*Rows*
* begin *

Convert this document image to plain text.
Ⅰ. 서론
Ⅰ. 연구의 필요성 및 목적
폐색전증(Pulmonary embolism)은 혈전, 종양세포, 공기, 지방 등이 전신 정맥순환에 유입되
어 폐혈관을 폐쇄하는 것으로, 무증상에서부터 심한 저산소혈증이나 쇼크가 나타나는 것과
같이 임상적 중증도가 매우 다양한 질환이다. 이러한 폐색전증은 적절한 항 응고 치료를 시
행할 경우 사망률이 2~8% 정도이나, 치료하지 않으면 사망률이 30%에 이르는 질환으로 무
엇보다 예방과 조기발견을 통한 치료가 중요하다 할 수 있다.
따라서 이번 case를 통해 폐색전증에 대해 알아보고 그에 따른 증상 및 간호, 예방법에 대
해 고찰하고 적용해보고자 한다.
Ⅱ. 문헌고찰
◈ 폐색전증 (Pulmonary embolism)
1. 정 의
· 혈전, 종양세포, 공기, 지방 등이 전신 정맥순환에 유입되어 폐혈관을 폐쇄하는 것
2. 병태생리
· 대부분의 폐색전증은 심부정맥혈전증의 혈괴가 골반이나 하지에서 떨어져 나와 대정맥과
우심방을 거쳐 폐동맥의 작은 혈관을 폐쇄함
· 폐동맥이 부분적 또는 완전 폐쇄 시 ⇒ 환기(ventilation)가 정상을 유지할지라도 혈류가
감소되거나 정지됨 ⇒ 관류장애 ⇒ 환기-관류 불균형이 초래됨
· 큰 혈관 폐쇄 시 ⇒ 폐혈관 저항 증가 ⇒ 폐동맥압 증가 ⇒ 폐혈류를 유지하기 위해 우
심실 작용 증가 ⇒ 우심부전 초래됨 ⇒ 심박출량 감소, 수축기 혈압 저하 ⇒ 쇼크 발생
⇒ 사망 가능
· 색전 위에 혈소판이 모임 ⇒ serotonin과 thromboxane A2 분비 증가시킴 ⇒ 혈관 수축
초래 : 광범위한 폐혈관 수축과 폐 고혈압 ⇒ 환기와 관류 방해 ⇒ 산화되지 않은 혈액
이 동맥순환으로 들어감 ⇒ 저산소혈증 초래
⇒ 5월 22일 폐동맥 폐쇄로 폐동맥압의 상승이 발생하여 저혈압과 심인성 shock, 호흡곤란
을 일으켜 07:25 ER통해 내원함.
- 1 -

* end *

Copy out each line of the entries that holds "종양세포".

폐색전증(Pulmonary embolism)은 혈전, 종양세포, 공기, 지방 등이 전신 정맥순환에 유입되
· 혈전, 종양세포, 공기, 지방 등이 전신 정맥순환에 유입되어 폐혈관을 폐쇄하는 것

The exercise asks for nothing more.